* _What you are asked to do_: Reproduce the whole listing, character for character.

* _Records for this exercise_:
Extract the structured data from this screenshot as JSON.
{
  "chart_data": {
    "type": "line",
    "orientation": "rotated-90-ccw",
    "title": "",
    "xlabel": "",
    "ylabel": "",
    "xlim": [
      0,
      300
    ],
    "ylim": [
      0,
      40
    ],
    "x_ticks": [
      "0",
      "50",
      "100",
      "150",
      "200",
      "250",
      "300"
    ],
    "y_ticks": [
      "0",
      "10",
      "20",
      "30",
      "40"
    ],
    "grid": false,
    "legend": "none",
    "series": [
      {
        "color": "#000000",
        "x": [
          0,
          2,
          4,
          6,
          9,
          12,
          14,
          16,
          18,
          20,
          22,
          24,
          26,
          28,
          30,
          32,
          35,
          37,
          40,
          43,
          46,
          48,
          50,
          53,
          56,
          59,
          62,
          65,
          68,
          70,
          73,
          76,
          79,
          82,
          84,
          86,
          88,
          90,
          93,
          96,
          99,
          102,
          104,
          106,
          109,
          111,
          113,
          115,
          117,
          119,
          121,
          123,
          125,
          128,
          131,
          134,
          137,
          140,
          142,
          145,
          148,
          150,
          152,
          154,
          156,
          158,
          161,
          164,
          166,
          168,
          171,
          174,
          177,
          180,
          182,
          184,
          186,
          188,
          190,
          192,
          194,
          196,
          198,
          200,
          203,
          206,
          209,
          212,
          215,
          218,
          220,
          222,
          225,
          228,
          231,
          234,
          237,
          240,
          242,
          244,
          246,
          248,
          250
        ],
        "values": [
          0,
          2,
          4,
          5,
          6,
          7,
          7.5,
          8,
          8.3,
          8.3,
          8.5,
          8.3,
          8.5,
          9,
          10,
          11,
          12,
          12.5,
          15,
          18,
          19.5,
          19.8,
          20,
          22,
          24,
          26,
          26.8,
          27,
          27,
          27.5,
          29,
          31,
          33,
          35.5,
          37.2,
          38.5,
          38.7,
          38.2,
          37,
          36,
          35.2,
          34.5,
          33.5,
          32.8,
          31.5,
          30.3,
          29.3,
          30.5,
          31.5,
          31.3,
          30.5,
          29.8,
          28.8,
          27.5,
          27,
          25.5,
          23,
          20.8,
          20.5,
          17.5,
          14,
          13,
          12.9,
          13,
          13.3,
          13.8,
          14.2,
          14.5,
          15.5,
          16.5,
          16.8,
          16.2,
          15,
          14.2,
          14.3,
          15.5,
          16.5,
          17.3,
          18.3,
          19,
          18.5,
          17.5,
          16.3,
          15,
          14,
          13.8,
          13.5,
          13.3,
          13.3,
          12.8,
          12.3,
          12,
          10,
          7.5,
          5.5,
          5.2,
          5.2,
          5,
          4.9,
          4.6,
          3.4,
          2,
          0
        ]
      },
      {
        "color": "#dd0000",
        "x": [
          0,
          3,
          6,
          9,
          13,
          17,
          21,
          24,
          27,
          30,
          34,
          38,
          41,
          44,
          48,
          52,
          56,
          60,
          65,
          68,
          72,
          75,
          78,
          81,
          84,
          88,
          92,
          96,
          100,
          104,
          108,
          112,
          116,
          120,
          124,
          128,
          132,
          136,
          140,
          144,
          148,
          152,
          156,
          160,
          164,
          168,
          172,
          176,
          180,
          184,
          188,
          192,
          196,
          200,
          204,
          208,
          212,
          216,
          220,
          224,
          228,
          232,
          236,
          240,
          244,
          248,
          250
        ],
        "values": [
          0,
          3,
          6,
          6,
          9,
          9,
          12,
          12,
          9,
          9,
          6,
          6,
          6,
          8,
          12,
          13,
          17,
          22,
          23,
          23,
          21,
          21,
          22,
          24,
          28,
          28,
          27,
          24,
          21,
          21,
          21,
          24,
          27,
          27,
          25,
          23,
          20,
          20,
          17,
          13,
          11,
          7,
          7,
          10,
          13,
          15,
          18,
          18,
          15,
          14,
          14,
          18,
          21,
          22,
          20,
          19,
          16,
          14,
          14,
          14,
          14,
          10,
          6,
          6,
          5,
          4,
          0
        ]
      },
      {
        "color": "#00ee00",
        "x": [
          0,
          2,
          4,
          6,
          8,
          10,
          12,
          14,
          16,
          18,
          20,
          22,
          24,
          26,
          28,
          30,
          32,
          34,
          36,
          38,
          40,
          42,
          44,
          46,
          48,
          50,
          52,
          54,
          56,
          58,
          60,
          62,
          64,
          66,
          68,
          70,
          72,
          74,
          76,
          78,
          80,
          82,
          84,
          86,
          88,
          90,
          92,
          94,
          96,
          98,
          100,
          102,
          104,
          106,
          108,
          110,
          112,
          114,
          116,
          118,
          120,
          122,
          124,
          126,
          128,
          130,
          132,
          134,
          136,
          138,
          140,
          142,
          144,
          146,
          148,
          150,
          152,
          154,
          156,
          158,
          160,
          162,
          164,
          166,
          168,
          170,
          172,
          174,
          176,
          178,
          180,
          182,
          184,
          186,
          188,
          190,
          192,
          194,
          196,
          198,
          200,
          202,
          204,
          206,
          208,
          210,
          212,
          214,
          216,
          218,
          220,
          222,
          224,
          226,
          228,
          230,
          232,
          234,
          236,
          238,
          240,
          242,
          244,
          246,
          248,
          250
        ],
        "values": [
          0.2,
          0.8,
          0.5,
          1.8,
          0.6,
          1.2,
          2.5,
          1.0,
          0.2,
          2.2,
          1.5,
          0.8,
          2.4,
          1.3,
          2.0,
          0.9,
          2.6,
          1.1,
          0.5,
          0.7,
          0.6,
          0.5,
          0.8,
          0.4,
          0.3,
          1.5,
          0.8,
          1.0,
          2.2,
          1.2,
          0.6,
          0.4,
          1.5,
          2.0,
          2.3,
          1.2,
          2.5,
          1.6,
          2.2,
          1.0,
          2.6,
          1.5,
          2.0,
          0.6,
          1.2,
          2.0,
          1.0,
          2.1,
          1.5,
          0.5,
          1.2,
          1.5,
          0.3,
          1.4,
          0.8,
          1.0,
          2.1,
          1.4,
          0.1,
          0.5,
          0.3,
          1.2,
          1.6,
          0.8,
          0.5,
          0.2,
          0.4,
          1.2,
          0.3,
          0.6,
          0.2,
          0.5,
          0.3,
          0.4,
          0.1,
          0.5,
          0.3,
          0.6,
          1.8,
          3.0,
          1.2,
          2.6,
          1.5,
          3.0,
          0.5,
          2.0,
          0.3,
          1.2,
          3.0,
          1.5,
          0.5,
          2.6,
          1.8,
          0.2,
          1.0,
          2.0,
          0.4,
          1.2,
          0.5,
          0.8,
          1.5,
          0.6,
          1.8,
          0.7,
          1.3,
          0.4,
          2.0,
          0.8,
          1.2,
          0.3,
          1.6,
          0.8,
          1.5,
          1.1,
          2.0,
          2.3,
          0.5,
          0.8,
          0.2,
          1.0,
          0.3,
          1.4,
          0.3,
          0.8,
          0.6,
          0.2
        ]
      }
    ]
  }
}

* _In response_:
Extract the structured data from this screenshot as JSON.
{
  "chart_data": {
    "type": "line",
    "orientation": "rotated-90-ccw",
    "title": "",
    "xlabel": "",
    "ylabel": "",
    "xlim": [
      0,
      300
    ],
    "ylim": [
      0,
      40
    ],
    "x_ticks": [
      "0",
      "50",
      "100",
      "150",
      "200",
      "250",
      "300"
    ],
    "y_ticks": [
      "0",
      "10",
      "20",
      "30",
      "40"
    ],
    "grid": false,
    "legend": "none",
    "series": [
      {
        "color": "#000000",
        "x": [
          0,
          2,
          4,
          6,
          9,
          12,
          14,
          16,
          18,
          20,
          22,
          24,
          26,
          28,
          30,
          32,
          35,
          37,
          40,
          43,
          46,
          48,
          50,
          53,
          56,
          59,
          62,
          65,
          68,
          70,
          73,
          76,
          79,
          82,
          84,
          86,
          88,
          90,
          93,
          96,
          99,
          102,
          104,
          106,
          109,
          111,
          113,
          115,
          117,
          119,
          121,
          123,
          125,
          128,
          131,
          134,
          137,
          140,
          142,
          145,
          148,
          150,
          152,
          154,
          156,
          158,
          161,
          164,
          166,
          168,
          171,
          174,
          177,
          180,
          182,
          184,
          186,
          188,
          190,
          192,
          194,
          196,
          198,
          200,
          203,
          206,
          209,
          212,
          215,
          218,
          220,
          222,
          225,
          228,
          231,
          234,
          237,
          240,
          242,
          244,
          246,
          248,
          250
        ],
        "values": [
          0,
          2,
          4,
          5,
          6,
          7,
          7.5,
          8,
          8.3,
          8.3,
          8.5,
          8.3,
          8.5,
          9,
          10,
          11,
          12,
          12.5,
          15,
          18,
          19.5,
          19.8,
          20,
          22,
          24,
          26,
          26.8,
          27,
          27,
          27.5,
          29,
          31,
          33,
          35.5,
          37.2,
          38.5,
          38.7,
          38.2,
          37,
          36,
          35.2,
          34.5,
          33.5,
          32.8,
          31.5,
          30.3,
          29.3,
          30.5,
          31.5,
          31.3,
          30.5,
          29.8,
          28.8,
          27.5,
          27,
          25.5,
          23,
          20.8,
          20.5,
          17.5,
          14,
          13,
          12.9,
          13,
          13.3,
          13.8,
          14.2,
          14.5,
          15.5,
          16.5,
          16.8,
          16.2,
          15,
          14.2,
          14.3,
          15.5,
          16.5,
          17.3,
          18.3,
          19,
          18.5,
          17.5,
          16.3,
          15,
          14,
          13.8,
          13.5,
          13.3,
          13.3,
          12.8,
          12.3,
          12,
          10,
          7.5,
          5.5,
          5.2,
          5.2,
          5,
          4.9,
          4.6,
          3.4,
          2,
          0
        ]
      },
      {
        "color": "#dd0000",
        "x": [
          0,
          3,
          6,
          9,
          13,
          17,
          21,
          24,
          27,
          30,
          34,
          38,
          41,
          44,
          48,
          52,
          56,
          60,
          65,
          68,
          72,
          75,
          78,
          81,
          84,
          88,
          92,
          96,
          100,
          104,
          108,
          112,
          116,
          120,
          124,
          128,
          132,
          136,
          140,
          144,
          148,
          152,
          156,
          160,
          164,
          168,
          172,
          176,
          180,
          184,
          188,
          192,
          196,
          200,
          204,
          208,
          212,
          216,
          220,
          224,
          228,
          232,
          236,
          240,
          244,
          248,
          250
        ],
        "values": [
          0,
          3,
          6,
          6,
          9,
          9,
          12,
          12,
          9,
          9,
          6,
          6,
          6,
          8,
          12,
          13,
          17,
          22,
          23,
          23,
          21,
          21,
          22,
          24,
          28,
          28,
          27,
          24,
          21,
          21,
          21,
          24,
          27,
          27,
          25,
          23,
          20,
          20,
          17,
          13,
          11,
          7,
          7,
          10,
          13,
          15,
          18,
          18,
          15,
          14,
          14,
          18,
          21,
          22,
          20,
          19,
          16,
          14,
          14,
          14,
          14,
          10,
          6,
          6,
          5,
          4,
          0
        ]
      },
      {
        "color": "#00ee00",
        "x": [
          0,
          2,
          4,
          6,
          8,
          10,
          12,
          14,
          16,
          18,
          20,
          22,
          24,
          26,
          28,
          30,
          32,
          34,
          36,
          38,
          40,
          42,
          44,
          46,
          48,
          50,
          52,
          54,
          56,
          58,
          60,
          62,
          64,
          66,
          68,
          70,
          72,
          74,
          76,
          78,
          80,
          82,
          84,
          86,
          88,
          90,
          92,
          94,
          96,
          98,
          100,
          102,
          104,
          106,
          108,
          110,
          112,
          114,
          116,
          118,
          120,
          122,
          124,
          126,
          128,
          130,
          132,
          134,
          136,
          138,
          140,
          142,
          144,
          146,
          148,
          150,
          152,
          154,
          156,
          158,
          160,
          162,
          164,
          166,
          168,
          170,
          172,
          174,
          176,
          178,
          180,
          182,
          184,
          186,
          188,
          190,
          192,
          194,
          196,
          198,
          200,
          202,
          204,
          206,
          208,
          210,
          212,
          214,
          216,
          218,
          220,
          222,
          224,
          226,
          228,
          230,
          232,
          234,
          236,
          238,
          240,
          242,
          244,
          246,
          248,
          250
        ],
        "values": [
          0.2,
          0.8,
          0.5,
          1.8,
          0.6,
          1.2,
          2.5,
          1.0,
          0.2,
          2.2,
          1.5,
          0.8,
          2.4,
          1.3,
          2.0,
          0.9,
          2.6,
          1.1,
          0.5,
          0.7,
          0.6,
          0.5,
          0.8,
          0.4,
          0.3,
          1.5,
          0.8,
          1.0,
          2.2,
          1.2,
          0.6,
          0.4,
          1.5,
          2.0,
          2.3,
          1.2,
          2.5,
          1.6,
          2.2,
          1.0,
          2.6,
          1.5,
          2.0,
          0.6,
          1.2,
          2.0,
          1.0,
          2.1,
          1.5,
          0.5,
          1.2,
          1.5,
          0.3,
          1.4,
          0.8,
          1.0,
          2.1,
          1.4,
          0.1,
          0.5,
          0.3,
          1.2,
          1.6,
          0.8,
          0.5,
          0.2,
          0.4,
          1.2,
          0.3,
          0.6,
          0.2,
          0.5,
          0.3,
          0.4,
          0.1,
          0.5,
          0.3,
          0.6,
          1.8,
          3.0,
          1.2,
          2.6,
          1.5,
          3.0,
          0.5,
          2.0,
          0.3,
          1.2,
          3.0,
          1.5,
          0.5,
          2.6,
          1.8,
          0.2,
          1.0,
          2.0,
          0.4,
          1.2,
          0.5,
          0.8,
          1.5,
          0.6,
          1.8,
          0.7,
          1.3,
          0.4,
          2.0,
          0.8,
          1.2,
          0.3,
          1.6,
          0.8,
          1.5,
          1.1,
          2.0,
          2.3,
          0.5,
          0.8,
          0.2,
          1.0,
          0.3,
          1.4,
          0.3,
          0.8,
          0.6,
          0.2
        ]
      }
    ]
  }
}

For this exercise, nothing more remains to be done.